:: Data for processing ::

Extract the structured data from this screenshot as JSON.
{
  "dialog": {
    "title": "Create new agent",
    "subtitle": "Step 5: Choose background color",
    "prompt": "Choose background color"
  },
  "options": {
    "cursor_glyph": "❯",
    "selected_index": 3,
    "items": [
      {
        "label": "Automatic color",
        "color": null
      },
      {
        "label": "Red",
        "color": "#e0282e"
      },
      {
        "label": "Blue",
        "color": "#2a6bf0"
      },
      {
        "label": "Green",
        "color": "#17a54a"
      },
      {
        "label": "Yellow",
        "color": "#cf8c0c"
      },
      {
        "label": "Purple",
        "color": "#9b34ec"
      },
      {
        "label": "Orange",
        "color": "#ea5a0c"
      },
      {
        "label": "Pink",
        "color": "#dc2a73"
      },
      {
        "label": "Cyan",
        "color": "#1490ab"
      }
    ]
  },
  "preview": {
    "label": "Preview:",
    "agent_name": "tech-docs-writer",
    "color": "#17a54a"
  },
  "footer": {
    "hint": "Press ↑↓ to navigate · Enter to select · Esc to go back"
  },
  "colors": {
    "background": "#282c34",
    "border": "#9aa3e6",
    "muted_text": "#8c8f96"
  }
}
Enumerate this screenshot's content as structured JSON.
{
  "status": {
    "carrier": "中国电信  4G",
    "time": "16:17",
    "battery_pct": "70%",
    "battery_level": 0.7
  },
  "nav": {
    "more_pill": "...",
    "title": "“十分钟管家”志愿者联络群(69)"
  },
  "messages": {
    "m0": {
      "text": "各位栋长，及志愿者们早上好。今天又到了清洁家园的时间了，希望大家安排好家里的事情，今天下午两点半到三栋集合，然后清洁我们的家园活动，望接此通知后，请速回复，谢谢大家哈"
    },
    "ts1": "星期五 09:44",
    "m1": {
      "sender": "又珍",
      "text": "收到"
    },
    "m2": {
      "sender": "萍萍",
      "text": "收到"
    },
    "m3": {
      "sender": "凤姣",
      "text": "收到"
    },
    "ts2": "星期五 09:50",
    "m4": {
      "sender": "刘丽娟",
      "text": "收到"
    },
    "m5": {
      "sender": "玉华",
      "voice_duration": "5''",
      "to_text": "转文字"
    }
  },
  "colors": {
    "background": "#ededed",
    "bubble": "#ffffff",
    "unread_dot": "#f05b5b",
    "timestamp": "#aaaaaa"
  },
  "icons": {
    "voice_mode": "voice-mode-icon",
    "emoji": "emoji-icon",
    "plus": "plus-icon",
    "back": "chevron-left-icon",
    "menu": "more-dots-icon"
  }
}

:::

▶ _Prompt_: Repeat all the entries word for word.

▶ _Result for this exercise_:
Extract the structured data from this screenshot as JSON.
{
  "dialog": {
    "title": "Create new agent",
    "subtitle": "Step 5: Choose background color",
    "prompt": "Choose background color"
  },
  "options": {
    "cursor_glyph": "❯",
    "selected_index": 3,
    "items": [
      {
        "label": "Automatic color",
        "color": null
      },
      {
        "label": "Red",
        "color": "#e0282e"
      },
      {
        "label": "Blue",
        "color": "#2a6bf0"
      },
      {
        "label": "Green",
        "color": "#17a54a"
      },
      {
        "label": "Yellow",
        "color": "#cf8c0c"
      },
      {
        "label": "Purple",
        "color": "#9b34ec"
      },
      {
        "label": "Orange",
        "color": "#ea5a0c"
      },
      {
        "label": "Pink",
        "color": "#dc2a73"
      },
      {
        "label": "Cyan",
        "color": "#1490ab"
      }
    ]
  },
  "preview": {
    "label": "Preview:",
    "agent_name": "tech-docs-writer",
    "color": "#17a54a"
  },
  "footer": {
    "hint": "Press ↑↓ to navigate · Enter to select · Esc to go back"
  },
  "colors": {
    "background": "#282c34",
    "border": "#9aa3e6",
    "muted_text": "#8c8f96"
  }
}
Enumerate this screenshot's content as structured JSON.
{
  "status": {
    "carrier": "中国电信  4G",
    "time": "16:17",
    "battery_pct": "70%",
    "battery_level": 0.7
  },
  "nav": {
    "more_pill": "...",
    "title": "“十分钟管家”志愿者联络群(69)"
  },
  "messages": {
    "m0": {
      "text": "各位栋长，及志愿者们早上好。今天又到了清洁家园的时间了，希望大家安排好家里的事情，今天下午两点半到三栋集合，然后清洁我们的家园活动，望接此通知后，请速回复，谢谢大家哈"
    },
    "ts1": "星期五 09:44",
    "m1": {
      "sender": "又珍",
      "text": "收到"
    },
    "m2": {
      "sender": "萍萍",
      "text": "收到"
    },
    "m3": {
      "sender": "凤姣",
      "text": "收到"
    },
    "ts2": "星期五 09:50",
    "m4": {
      "sender": "刘丽娟",
      "text": "收到"
    },
    "m5": {
      "sender": "玉华",
      "voice_duration": "5''",
      "to_text": "转文字"
    }
  },
  "colors": {
    "background": "#ededed",
    "bubble": "#ffffff",
    "unread_dot": "#f05b5b",
    "timestamp": "#aaaaaa"
  },
  "icons": {
    "voice_mode": "voice-mode-icon",
    "emoji": "emoji-icon",
    "plus": "plus-icon",
    "back": "chevron-left-icon",
    "menu": "more-dots-icon"
  }
}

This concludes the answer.